Challenge » Quote the records in full and leave their pictures out.

□ □ □

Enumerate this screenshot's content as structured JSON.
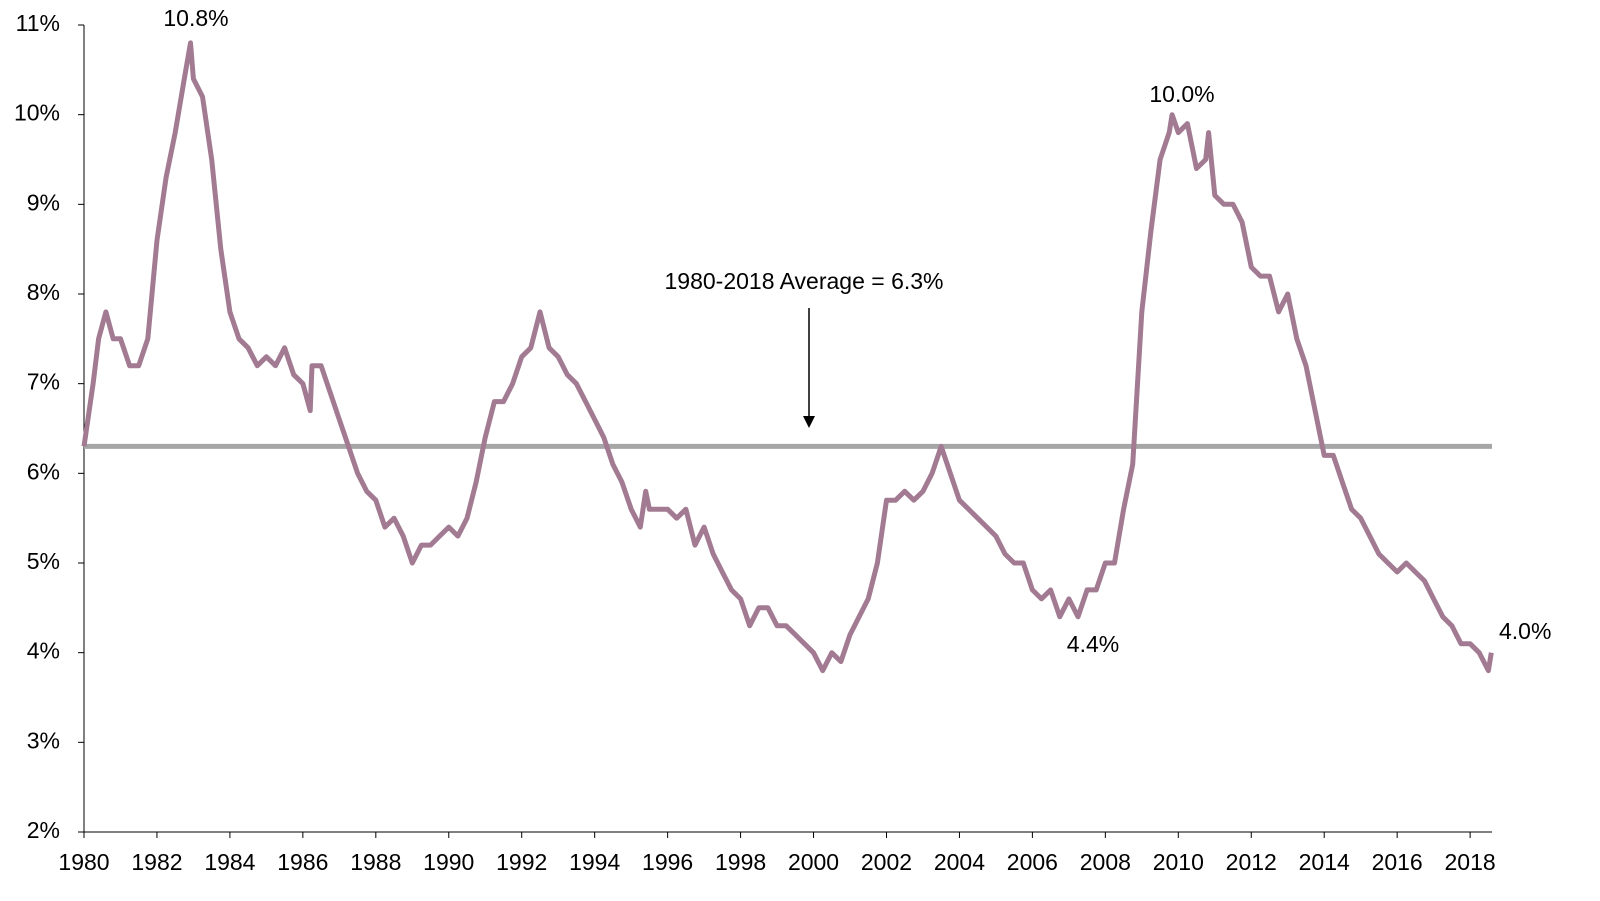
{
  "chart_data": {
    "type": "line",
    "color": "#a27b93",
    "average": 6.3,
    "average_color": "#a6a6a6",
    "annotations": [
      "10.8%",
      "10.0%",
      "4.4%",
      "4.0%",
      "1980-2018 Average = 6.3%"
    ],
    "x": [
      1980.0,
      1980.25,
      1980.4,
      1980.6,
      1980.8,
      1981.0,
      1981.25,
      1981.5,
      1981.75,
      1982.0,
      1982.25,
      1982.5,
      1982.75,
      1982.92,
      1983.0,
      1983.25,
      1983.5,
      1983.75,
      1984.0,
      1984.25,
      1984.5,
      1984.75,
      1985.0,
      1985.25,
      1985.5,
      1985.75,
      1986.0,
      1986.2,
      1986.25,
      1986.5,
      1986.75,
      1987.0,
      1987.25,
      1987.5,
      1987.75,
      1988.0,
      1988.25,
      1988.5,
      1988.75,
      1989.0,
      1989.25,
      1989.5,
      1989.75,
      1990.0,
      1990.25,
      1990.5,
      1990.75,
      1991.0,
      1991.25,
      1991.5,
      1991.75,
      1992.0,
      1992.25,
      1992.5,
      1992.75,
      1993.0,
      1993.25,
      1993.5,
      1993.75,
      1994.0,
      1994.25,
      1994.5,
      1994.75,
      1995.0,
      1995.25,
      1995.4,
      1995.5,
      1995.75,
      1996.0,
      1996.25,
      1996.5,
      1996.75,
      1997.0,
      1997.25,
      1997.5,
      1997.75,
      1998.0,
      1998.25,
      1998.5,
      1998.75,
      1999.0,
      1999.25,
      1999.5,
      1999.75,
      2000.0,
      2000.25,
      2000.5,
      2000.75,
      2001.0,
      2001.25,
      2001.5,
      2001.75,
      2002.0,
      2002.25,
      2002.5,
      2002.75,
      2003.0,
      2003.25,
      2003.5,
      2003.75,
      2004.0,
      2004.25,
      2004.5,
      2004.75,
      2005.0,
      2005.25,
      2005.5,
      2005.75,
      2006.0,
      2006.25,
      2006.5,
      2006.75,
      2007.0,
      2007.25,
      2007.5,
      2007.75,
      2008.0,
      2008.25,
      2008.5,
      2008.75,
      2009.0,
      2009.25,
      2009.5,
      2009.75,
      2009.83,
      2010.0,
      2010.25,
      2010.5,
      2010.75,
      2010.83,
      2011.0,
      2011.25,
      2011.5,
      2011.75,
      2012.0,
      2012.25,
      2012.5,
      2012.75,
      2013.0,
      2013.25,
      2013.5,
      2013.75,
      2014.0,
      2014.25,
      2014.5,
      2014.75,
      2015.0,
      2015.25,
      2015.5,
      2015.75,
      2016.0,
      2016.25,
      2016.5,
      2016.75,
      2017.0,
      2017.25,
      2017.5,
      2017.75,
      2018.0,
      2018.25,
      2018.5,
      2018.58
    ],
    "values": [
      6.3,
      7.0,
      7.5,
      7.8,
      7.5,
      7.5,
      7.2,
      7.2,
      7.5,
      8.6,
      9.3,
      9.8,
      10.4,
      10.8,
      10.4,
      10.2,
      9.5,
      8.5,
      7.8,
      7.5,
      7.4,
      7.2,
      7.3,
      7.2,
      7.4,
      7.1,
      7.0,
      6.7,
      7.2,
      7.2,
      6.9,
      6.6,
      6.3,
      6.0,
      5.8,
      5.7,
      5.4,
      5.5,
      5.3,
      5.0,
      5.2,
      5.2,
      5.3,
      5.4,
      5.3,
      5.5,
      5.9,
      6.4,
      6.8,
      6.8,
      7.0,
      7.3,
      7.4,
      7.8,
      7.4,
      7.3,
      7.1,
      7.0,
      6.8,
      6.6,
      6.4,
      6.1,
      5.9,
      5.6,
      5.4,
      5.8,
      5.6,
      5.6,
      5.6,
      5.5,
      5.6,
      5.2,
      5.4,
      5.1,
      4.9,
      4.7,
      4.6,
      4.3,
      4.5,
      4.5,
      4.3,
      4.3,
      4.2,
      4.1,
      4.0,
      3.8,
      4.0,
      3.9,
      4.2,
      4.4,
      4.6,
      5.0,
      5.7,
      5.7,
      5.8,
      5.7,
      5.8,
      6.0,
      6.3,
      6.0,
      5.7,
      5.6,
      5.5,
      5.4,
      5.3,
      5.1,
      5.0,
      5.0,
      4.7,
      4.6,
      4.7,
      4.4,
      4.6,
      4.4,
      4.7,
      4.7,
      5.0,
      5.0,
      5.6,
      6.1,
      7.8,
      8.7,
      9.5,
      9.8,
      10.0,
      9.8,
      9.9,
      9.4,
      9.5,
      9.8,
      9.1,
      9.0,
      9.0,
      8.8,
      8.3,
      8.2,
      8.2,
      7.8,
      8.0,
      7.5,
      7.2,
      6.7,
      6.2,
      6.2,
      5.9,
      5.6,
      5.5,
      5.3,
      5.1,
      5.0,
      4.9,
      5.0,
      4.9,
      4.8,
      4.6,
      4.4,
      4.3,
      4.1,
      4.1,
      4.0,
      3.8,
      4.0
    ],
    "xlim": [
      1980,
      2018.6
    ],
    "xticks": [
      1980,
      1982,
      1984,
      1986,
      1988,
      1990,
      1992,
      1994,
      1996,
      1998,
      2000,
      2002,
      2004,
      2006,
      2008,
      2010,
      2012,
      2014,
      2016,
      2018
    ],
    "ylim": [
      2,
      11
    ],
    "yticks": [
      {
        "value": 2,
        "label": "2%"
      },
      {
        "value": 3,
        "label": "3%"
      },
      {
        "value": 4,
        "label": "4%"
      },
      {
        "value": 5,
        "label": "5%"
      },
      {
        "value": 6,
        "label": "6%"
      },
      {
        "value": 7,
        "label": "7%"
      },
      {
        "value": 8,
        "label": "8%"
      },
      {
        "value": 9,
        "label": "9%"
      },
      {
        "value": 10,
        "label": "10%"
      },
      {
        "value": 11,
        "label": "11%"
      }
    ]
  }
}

□ □ □

Final result »
Enumerate this screenshot's content as structured JSON.
{
  "chart_data": {
    "type": "line",
    "color": "#a27b93",
    "average": 6.3,
    "average_color": "#a6a6a6",
    "annotations": [
      "10.8%",
      "10.0%",
      "4.4%",
      "4.0%",
      "1980-2018 Average = 6.3%"
    ],
    "x": [
      1980.0,
      1980.25,
      1980.4,
      1980.6,
      1980.8,
      1981.0,
      1981.25,
      1981.5,
      1981.75,
      1982.0,
      1982.25,
      1982.5,
      1982.75,
      1982.92,
      1983.0,
      1983.25,
      1983.5,
      1983.75,
      1984.0,
      1984.25,
      1984.5,
      1984.75,
      1985.0,
      1985.25,
      1985.5,
      1985.75,
      1986.0,
      1986.2,
      1986.25,
      1986.5,
      1986.75,
      1987.0,
      1987.25,
      1987.5,
      1987.75,
      1988.0,
      1988.25,
      1988.5,
      1988.75,
      1989.0,
      1989.25,
      1989.5,
      1989.75,
      1990.0,
      1990.25,
      1990.5,
      1990.75,
      1991.0,
      1991.25,
      1991.5,
      1991.75,
      1992.0,
      1992.25,
      1992.5,
      1992.75,
      1993.0,
      1993.25,
      1993.5,
      1993.75,
      1994.0,
      1994.25,
      1994.5,
      1994.75,
      1995.0,
      1995.25,
      1995.4,
      1995.5,
      1995.75,
      1996.0,
      1996.25,
      1996.5,
      1996.75,
      1997.0,
      1997.25,
      1997.5,
      1997.75,
      1998.0,
      1998.25,
      1998.5,
      1998.75,
      1999.0,
      1999.25,
      1999.5,
      1999.75,
      2000.0,
      2000.25,
      2000.5,
      2000.75,
      2001.0,
      2001.25,
      2001.5,
      2001.75,
      2002.0,
      2002.25,
      2002.5,
      2002.75,
      2003.0,
      2003.25,
      2003.5,
      2003.75,
      2004.0,
      2004.25,
      2004.5,
      2004.75,
      2005.0,
      2005.25,
      2005.5,
      2005.75,
      2006.0,
      2006.25,
      2006.5,
      2006.75,
      2007.0,
      2007.25,
      2007.5,
      2007.75,
      2008.0,
      2008.25,
      2008.5,
      2008.75,
      2009.0,
      2009.25,
      2009.5,
      2009.75,
      2009.83,
      2010.0,
      2010.25,
      2010.5,
      2010.75,
      2010.83,
      2011.0,
      2011.25,
      2011.5,
      2011.75,
      2012.0,
      2012.25,
      2012.5,
      2012.75,
      2013.0,
      2013.25,
      2013.5,
      2013.75,
      2014.0,
      2014.25,
      2014.5,
      2014.75,
      2015.0,
      2015.25,
      2015.5,
      2015.75,
      2016.0,
      2016.25,
      2016.5,
      2016.75,
      2017.0,
      2017.25,
      2017.5,
      2017.75,
      2018.0,
      2018.25,
      2018.5,
      2018.58
    ],
    "values": [
      6.3,
      7.0,
      7.5,
      7.8,
      7.5,
      7.5,
      7.2,
      7.2,
      7.5,
      8.6,
      9.3,
      9.8,
      10.4,
      10.8,
      10.4,
      10.2,
      9.5,
      8.5,
      7.8,
      7.5,
      7.4,
      7.2,
      7.3,
      7.2,
      7.4,
      7.1,
      7.0,
      6.7,
      7.2,
      7.2,
      6.9,
      6.6,
      6.3,
      6.0,
      5.8,
      5.7,
      5.4,
      5.5,
      5.3,
      5.0,
      5.2,
      5.2,
      5.3,
      5.4,
      5.3,
      5.5,
      5.9,
      6.4,
      6.8,
      6.8,
      7.0,
      7.3,
      7.4,
      7.8,
      7.4,
      7.3,
      7.1,
      7.0,
      6.8,
      6.6,
      6.4,
      6.1,
      5.9,
      5.6,
      5.4,
      5.8,
      5.6,
      5.6,
      5.6,
      5.5,
      5.6,
      5.2,
      5.4,
      5.1,
      4.9,
      4.7,
      4.6,
      4.3,
      4.5,
      4.5,
      4.3,
      4.3,
      4.2,
      4.1,
      4.0,
      3.8,
      4.0,
      3.9,
      4.2,
      4.4,
      4.6,
      5.0,
      5.7,
      5.7,
      5.8,
      5.7,
      5.8,
      6.0,
      6.3,
      6.0,
      5.7,
      5.6,
      5.5,
      5.4,
      5.3,
      5.1,
      5.0,
      5.0,
      4.7,
      4.6,
      4.7,
      4.4,
      4.6,
      4.4,
      4.7,
      4.7,
      5.0,
      5.0,
      5.6,
      6.1,
      7.8,
      8.7,
      9.5,
      9.8,
      10.0,
      9.8,
      9.9,
      9.4,
      9.5,
      9.8,
      9.1,
      9.0,
      9.0,
      8.8,
      8.3,
      8.2,
      8.2,
      7.8,
      8.0,
      7.5,
      7.2,
      6.7,
      6.2,
      6.2,
      5.9,
      5.6,
      5.5,
      5.3,
      5.1,
      5.0,
      4.9,
      5.0,
      4.9,
      4.8,
      4.6,
      4.4,
      4.3,
      4.1,
      4.1,
      4.0,
      3.8,
      4.0
    ],
    "xlim": [
      1980,
      2018.6
    ],
    "xticks": [
      1980,
      1982,
      1984,
      1986,
      1988,
      1990,
      1992,
      1994,
      1996,
      1998,
      2000,
      2002,
      2004,
      2006,
      2008,
      2010,
      2012,
      2014,
      2016,
      2018
    ],
    "ylim": [
      2,
      11
    ],
    "yticks": [
      {
        "value": 2,
        "label": "2%"
      },
      {
        "value": 3,
        "label": "3%"
      },
      {
        "value": 4,
        "label": "4%"
      },
      {
        "value": 5,
        "label": "5%"
      },
      {
        "value": 6,
        "label": "6%"
      },
      {
        "value": 7,
        "label": "7%"
      },
      {
        "value": 8,
        "label": "8%"
      },
      {
        "value": 9,
        "label": "9%"
      },
      {
        "value": 10,
        "label": "10%"
      },
      {
        "value": 11,
        "label": "11%"
      }
    ]
  }
}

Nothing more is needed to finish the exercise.